Transcribe all of the records word for word, but omit the pictures.

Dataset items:
----------------------------------------
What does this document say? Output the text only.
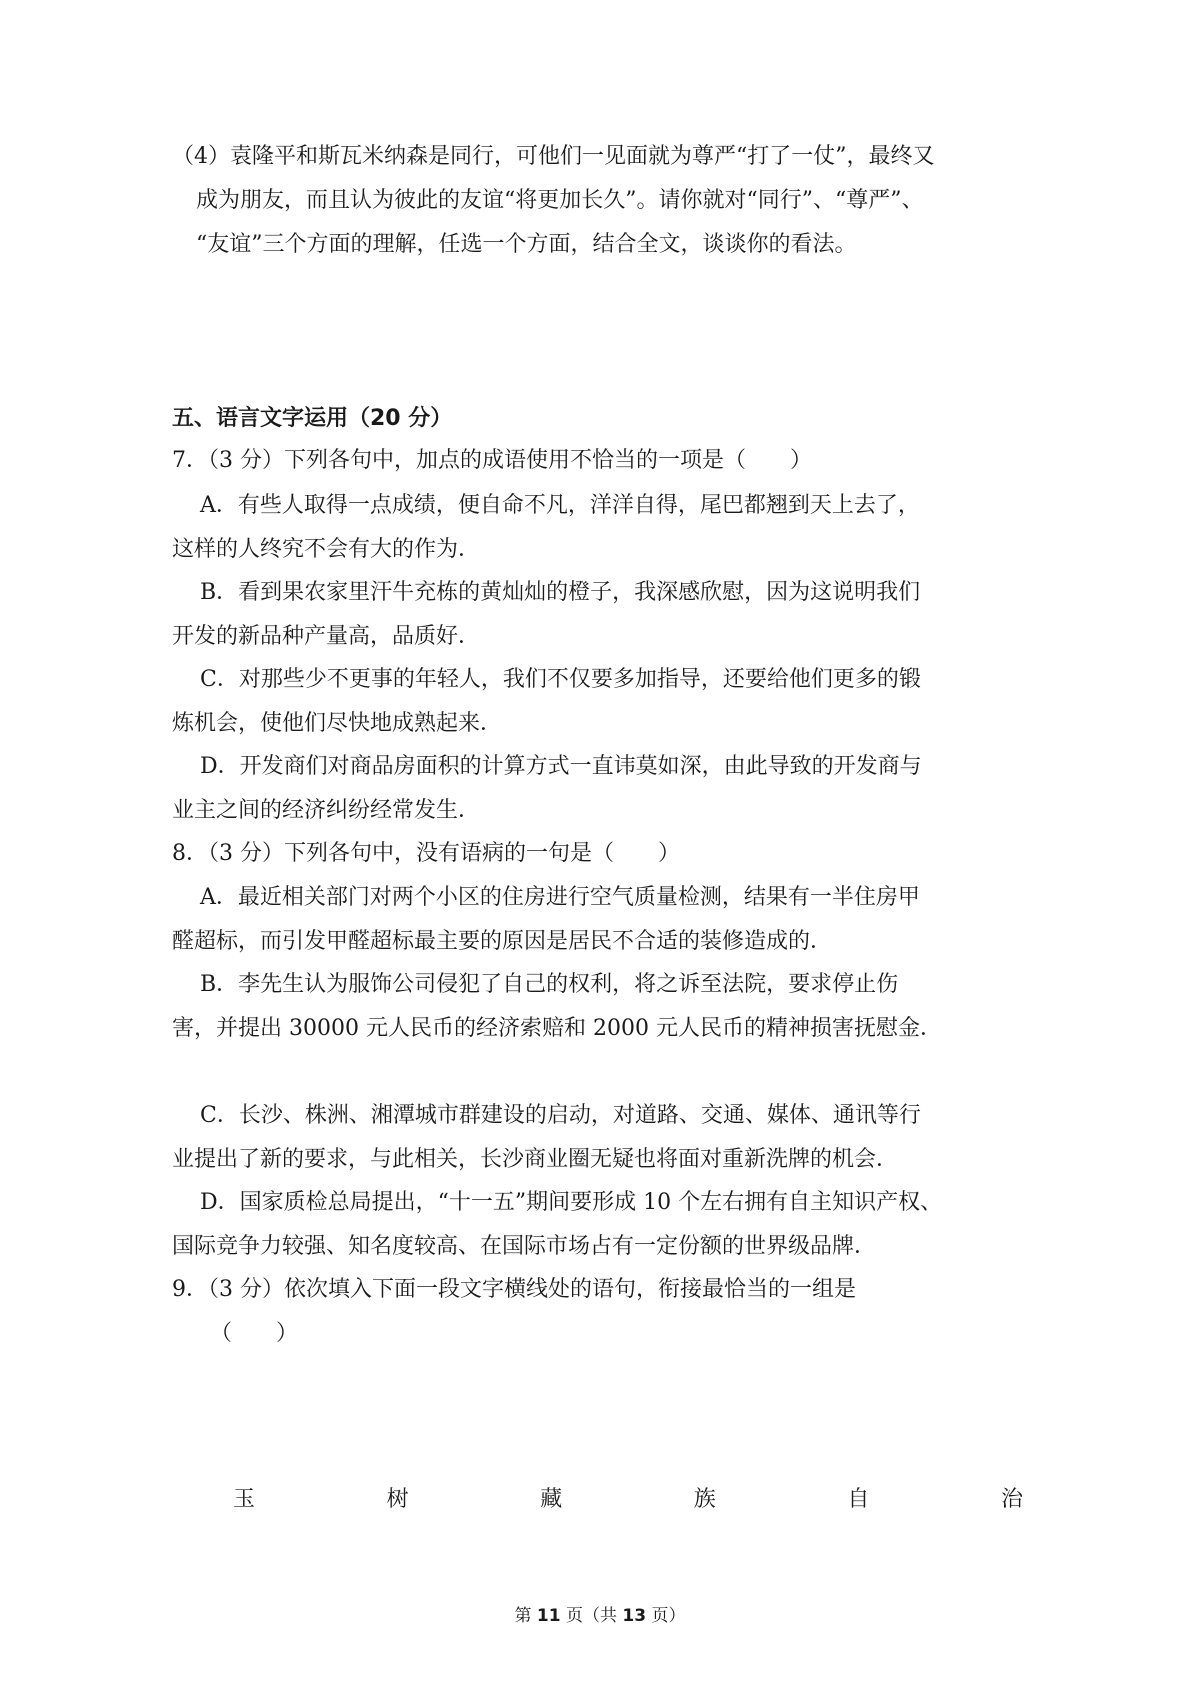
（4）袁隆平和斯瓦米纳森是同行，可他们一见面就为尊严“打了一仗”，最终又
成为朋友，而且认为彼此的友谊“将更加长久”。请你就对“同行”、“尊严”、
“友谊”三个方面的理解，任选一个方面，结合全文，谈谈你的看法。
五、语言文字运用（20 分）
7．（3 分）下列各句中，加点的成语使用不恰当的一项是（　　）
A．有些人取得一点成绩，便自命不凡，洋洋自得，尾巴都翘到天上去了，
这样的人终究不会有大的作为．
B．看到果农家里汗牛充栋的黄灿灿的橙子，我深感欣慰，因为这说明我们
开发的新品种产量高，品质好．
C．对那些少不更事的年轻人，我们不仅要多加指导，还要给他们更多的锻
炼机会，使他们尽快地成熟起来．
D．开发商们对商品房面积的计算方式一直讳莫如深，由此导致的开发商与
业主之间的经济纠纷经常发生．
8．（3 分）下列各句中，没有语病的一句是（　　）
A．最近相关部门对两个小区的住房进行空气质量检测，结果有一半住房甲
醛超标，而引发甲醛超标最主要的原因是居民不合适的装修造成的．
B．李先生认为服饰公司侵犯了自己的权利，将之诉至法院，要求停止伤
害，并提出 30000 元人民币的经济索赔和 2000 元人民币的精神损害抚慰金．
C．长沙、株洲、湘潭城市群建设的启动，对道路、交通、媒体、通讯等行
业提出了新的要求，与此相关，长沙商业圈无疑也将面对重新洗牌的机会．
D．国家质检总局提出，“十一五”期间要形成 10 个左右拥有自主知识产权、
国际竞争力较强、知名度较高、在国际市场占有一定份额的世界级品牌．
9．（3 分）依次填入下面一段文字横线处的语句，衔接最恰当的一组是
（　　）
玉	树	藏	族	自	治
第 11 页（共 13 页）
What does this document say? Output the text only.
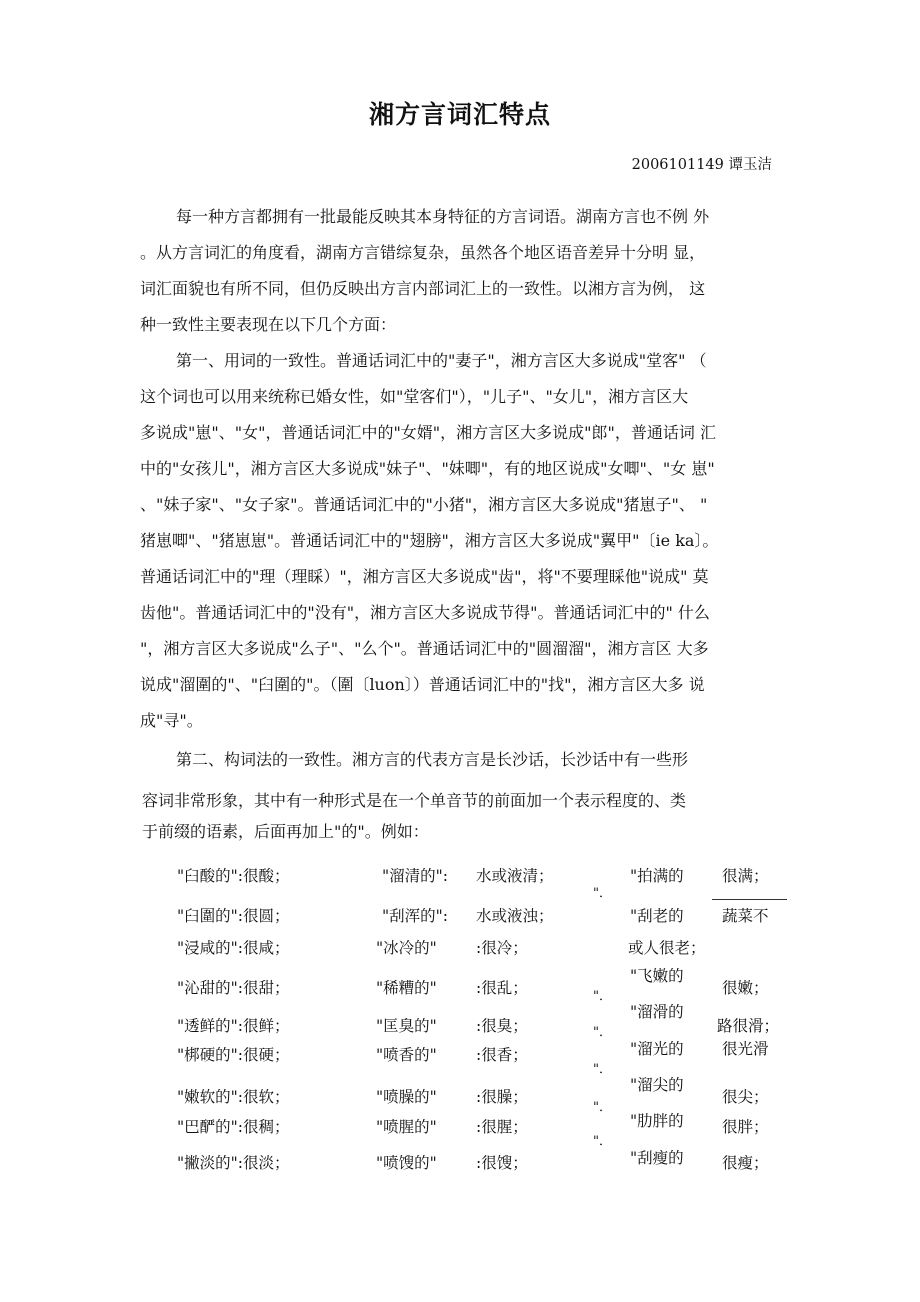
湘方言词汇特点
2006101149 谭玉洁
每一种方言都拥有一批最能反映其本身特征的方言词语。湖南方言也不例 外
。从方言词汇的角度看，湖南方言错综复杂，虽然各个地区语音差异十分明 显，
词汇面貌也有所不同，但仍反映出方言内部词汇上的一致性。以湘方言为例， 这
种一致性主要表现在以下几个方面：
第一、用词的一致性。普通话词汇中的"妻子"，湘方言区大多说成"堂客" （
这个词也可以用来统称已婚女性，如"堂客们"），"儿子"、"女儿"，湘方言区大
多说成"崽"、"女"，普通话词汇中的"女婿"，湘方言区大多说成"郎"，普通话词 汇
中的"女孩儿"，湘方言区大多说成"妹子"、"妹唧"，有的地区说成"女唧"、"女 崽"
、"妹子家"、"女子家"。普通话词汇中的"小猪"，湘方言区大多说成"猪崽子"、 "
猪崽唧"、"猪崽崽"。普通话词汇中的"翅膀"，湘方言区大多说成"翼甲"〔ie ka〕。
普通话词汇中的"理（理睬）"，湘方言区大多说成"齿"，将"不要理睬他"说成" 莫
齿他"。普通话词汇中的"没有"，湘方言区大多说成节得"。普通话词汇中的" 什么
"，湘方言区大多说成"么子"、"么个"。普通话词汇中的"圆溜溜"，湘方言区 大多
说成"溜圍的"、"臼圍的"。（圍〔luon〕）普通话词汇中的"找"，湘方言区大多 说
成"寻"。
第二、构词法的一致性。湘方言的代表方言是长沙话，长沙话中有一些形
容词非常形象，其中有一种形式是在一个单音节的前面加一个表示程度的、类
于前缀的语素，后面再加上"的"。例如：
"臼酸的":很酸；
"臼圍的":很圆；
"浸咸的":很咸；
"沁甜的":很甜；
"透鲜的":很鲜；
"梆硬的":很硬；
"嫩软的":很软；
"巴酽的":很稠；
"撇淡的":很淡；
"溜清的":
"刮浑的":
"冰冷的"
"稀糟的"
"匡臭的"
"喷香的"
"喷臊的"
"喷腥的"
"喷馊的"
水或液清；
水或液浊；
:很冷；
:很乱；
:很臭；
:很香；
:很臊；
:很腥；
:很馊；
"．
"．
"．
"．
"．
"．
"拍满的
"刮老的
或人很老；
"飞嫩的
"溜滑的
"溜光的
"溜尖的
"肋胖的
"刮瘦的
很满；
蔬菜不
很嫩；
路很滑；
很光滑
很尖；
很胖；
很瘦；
----------------------------------------
_WRITTEN RESPONSE_.
What does this document say? Output the text only.
（4）袁隆平和斯瓦米纳森是同行，可他们一见面就为尊严“打了一仗”，最终又
成为朋友，而且认为彼此的友谊“将更加长久”。请你就对“同行”、“尊严”、
“友谊”三个方面的理解，任选一个方面，结合全文，谈谈你的看法。
五、语言文字运用（20 分）
7．（3 分）下列各句中，加点的成语使用不恰当的一项是（　　）
A．有些人取得一点成绩，便自命不凡，洋洋自得，尾巴都翘到天上去了，
这样的人终究不会有大的作为．
B．看到果农家里汗牛充栋的黄灿灿的橙子，我深感欣慰，因为这说明我们
开发的新品种产量高，品质好．
C．对那些少不更事的年轻人，我们不仅要多加指导，还要给他们更多的锻
炼机会，使他们尽快地成熟起来．
D．开发商们对商品房面积的计算方式一直讳莫如深，由此导致的开发商与
业主之间的经济纠纷经常发生．
8．（3 分）下列各句中，没有语病的一句是（　　）
A．最近相关部门对两个小区的住房进行空气质量检测，结果有一半住房甲
醛超标，而引发甲醛超标最主要的原因是居民不合适的装修造成的．
B．李先生认为服饰公司侵犯了自己的权利，将之诉至法院，要求停止伤
害，并提出 30000 元人民币的经济索赔和 2000 元人民币的精神损害抚慰金．
C．长沙、株洲、湘潭城市群建设的启动，对道路、交通、媒体、通讯等行
业提出了新的要求，与此相关，长沙商业圈无疑也将面对重新洗牌的机会．
D．国家质检总局提出，“十一五”期间要形成 10 个左右拥有自主知识产权、
国际竞争力较强、知名度较高、在国际市场占有一定份额的世界级品牌．
9．（3 分）依次填入下面一段文字横线处的语句，衔接最恰当的一组是
（　　）
玉	树	藏	族	自	治
第 11 页（共 13 页）
What does this document say? Output the text only.
湘方言词汇特点
2006101149 谭玉洁
每一种方言都拥有一批最能反映其本身特征的方言词语。湖南方言也不例 外
。从方言词汇的角度看，湖南方言错综复杂，虽然各个地区语音差异十分明 显，
词汇面貌也有所不同，但仍反映出方言内部词汇上的一致性。以湘方言为例， 这
种一致性主要表现在以下几个方面：
第一、用词的一致性。普通话词汇中的"妻子"，湘方言区大多说成"堂客" （
这个词也可以用来统称已婚女性，如"堂客们"），"儿子"、"女儿"，湘方言区大
多说成"崽"、"女"，普通话词汇中的"女婿"，湘方言区大多说成"郎"，普通话词 汇
中的"女孩儿"，湘方言区大多说成"妹子"、"妹唧"，有的地区说成"女唧"、"女 崽"
、"妹子家"、"女子家"。普通话词汇中的"小猪"，湘方言区大多说成"猪崽子"、 "
猪崽唧"、"猪崽崽"。普通话词汇中的"翅膀"，湘方言区大多说成"翼甲"〔ie ka〕。
普通话词汇中的"理（理睬）"，湘方言区大多说成"齿"，将"不要理睬他"说成" 莫
齿他"。普通话词汇中的"没有"，湘方言区大多说成节得"。普通话词汇中的" 什么
"，湘方言区大多说成"么子"、"么个"。普通话词汇中的"圆溜溜"，湘方言区 大多
说成"溜圍的"、"臼圍的"。（圍〔luon〕）普通话词汇中的"找"，湘方言区大多 说
成"寻"。
第二、构词法的一致性。湘方言的代表方言是长沙话，长沙话中有一些形
容词非常形象，其中有一种形式是在一个单音节的前面加一个表示程度的、类
于前缀的语素，后面再加上"的"。例如：
"臼酸的":很酸；
"臼圍的":很圆；
"浸咸的":很咸；
"沁甜的":很甜；
"透鲜的":很鲜；
"梆硬的":很硬；
"嫩软的":很软；
"巴酽的":很稠；
"撇淡的":很淡；
"溜清的":
"刮浑的":
"冰冷的"
"稀糟的"
"匡臭的"
"喷香的"
"喷臊的"
"喷腥的"
"喷馊的"
水或液清；
水或液浊；
:很冷；
:很乱；
:很臭；
:很香；
:很臊；
:很腥；
:很馊；
"．
"．
"．
"．
"．
"．
"拍满的
"刮老的
或人很老；
"飞嫩的
"溜滑的
"溜光的
"溜尖的
"肋胖的
"刮瘦的
很满；
蔬菜不
很嫩；
路很滑；
很光滑
很尖；
很胖；
很瘦；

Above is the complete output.